▶ [TO BE DONE]
a) For each statement below, decide whether it agrees with the Fitch rating announcement. Answer yes or no, and quote the words from the announcement that decide it. (i) The series 2016G bonds are taxable. (ii) The bonds are expected to sell through a competitive bid. (iii) Before the crossover date, the 2010B bonds will be secured by an escrow.
b) Write a continuation of the Fitch rating announcement, starting after its final sentence.

▶ [SELECTED TEXT]

OREANDA-NEWS. Fitch Ratings has assigned a 'AA-' rating to the following series of bonds to be issued by the New Jersey Educational Facilities Authority (NJEFA) on behalf of The College of New Jersey (TCNJ or college):

--$83.775 million series 2016F revenue refunding bonds;

--$105.64 million series 2016G (taxable) revenue refunding bonds.

The bonds are expected to sell via negotiation on Aug. 23, 2016. Proceeds will be used to refund all or part of outstanding Series 2008 D revenue refunding bonds and Series 2010B Build America Bonds revenue bonds, and to pay the costs of issuance. (The refunding of the 2010B bonds is a crossover, with a crossover date of July 1, 2019 and will have a crossover escrow. Prior to the crossover date, the 2010B bonds will be a general obligation of the college, and not secured by an escrow.)

In addition, Fitch has affirmed the 'AA-'rating on approximately $350 million of outstanding NJEFA bonds issued on behalf of TCNJ.

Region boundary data

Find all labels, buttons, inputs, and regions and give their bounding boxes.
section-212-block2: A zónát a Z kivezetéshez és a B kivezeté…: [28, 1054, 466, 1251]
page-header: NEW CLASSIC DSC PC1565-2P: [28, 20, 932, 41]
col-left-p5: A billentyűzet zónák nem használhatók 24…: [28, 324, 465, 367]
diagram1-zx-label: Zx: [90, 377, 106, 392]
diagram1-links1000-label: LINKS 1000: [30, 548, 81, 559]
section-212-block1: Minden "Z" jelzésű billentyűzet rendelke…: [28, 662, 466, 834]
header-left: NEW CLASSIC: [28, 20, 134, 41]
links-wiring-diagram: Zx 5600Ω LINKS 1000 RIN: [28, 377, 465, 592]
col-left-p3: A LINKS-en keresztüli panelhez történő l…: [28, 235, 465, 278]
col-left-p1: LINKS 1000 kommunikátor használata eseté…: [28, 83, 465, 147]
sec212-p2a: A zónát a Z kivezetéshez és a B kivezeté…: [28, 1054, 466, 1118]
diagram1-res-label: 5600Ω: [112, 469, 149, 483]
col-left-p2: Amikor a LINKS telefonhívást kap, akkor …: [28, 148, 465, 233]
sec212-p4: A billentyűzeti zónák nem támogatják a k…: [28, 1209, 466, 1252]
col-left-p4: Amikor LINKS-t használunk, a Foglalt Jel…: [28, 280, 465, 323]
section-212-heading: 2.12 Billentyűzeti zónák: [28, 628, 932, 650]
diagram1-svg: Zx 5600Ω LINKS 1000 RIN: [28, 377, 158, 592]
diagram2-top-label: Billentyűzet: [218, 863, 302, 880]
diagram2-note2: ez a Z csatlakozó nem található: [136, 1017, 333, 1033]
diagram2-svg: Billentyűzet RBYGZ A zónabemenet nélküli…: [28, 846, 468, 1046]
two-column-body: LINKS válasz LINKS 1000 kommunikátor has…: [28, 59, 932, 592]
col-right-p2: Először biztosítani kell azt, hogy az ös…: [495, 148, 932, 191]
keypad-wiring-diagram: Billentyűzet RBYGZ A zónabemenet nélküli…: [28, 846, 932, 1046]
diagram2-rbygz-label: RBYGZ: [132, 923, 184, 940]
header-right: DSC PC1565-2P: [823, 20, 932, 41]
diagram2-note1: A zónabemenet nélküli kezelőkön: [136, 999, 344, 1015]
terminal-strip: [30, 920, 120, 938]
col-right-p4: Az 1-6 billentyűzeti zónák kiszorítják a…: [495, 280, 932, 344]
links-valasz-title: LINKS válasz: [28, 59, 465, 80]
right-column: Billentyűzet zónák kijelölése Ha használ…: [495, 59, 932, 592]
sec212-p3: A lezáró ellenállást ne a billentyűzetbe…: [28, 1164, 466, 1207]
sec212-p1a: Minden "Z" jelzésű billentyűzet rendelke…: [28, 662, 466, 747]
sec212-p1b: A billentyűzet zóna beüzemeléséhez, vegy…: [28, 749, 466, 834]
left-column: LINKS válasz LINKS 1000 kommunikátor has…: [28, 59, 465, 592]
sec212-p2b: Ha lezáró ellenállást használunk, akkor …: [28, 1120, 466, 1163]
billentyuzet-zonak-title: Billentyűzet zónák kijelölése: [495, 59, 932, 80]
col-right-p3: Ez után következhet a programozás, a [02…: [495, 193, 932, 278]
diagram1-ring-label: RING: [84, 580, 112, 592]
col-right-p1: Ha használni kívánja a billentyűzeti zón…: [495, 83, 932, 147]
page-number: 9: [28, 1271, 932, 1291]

▶ [EXPECTED ANSWERS]
a)
(i) Yes: "--$105.64 million series 2016G (taxable) revenue refunding bonds."
(ii) No: "The bonds are expected to sell via negotiation on Aug. 23, 2016."
(iii) No: "Prior to the crossover date, the 2010B bonds will be a general obligation of the college, and not secured by an escrow."

b)
The Rating Outlook is Stable.

SECURITY

The bonds are ultimately a general obligation of the college, payable from legally available funds.

KEY RATING DRIVERS

STRONG STUDENT DEMAND STATISTICS: TCNJ's student quality, as measured by standardized testing, is strong; along with a very high student retention rate (freshmen to sophomore) and a very healthy six-year graduation rate.

DEMAND-DRIVEN FINANCIAL FLEXIBILITY: Student-generated revenues are the primary revenue driver. TCNJ's headcount enrollment has remained relatively stable and has served to offset some volatility in state appropriations. TCNJ will need to sustain stable enrollment trends to continue to support operations.

HIGH DEBT BURDEN: TCNJ's debt burden remains high; although historically the college has been able to generate sufficient net income available for debt service. Concern over the high leverage is somewhat mitigated by the fairly rapid debt amortization schedule which should lead to improved leverage over time.

RATING SENSITIVITIES

INCREASING LEVERAGE: The College of New Jersey's issuance of additional debt, without a commensurate increase in financial resources available to support repayment, will likely trigger negative rating action.

OPERATIONAL STABILITY: The college's rating could be negatively affected by an inability to grow student generated revenues sufficient to offset decreasing state support, and generate positive operations.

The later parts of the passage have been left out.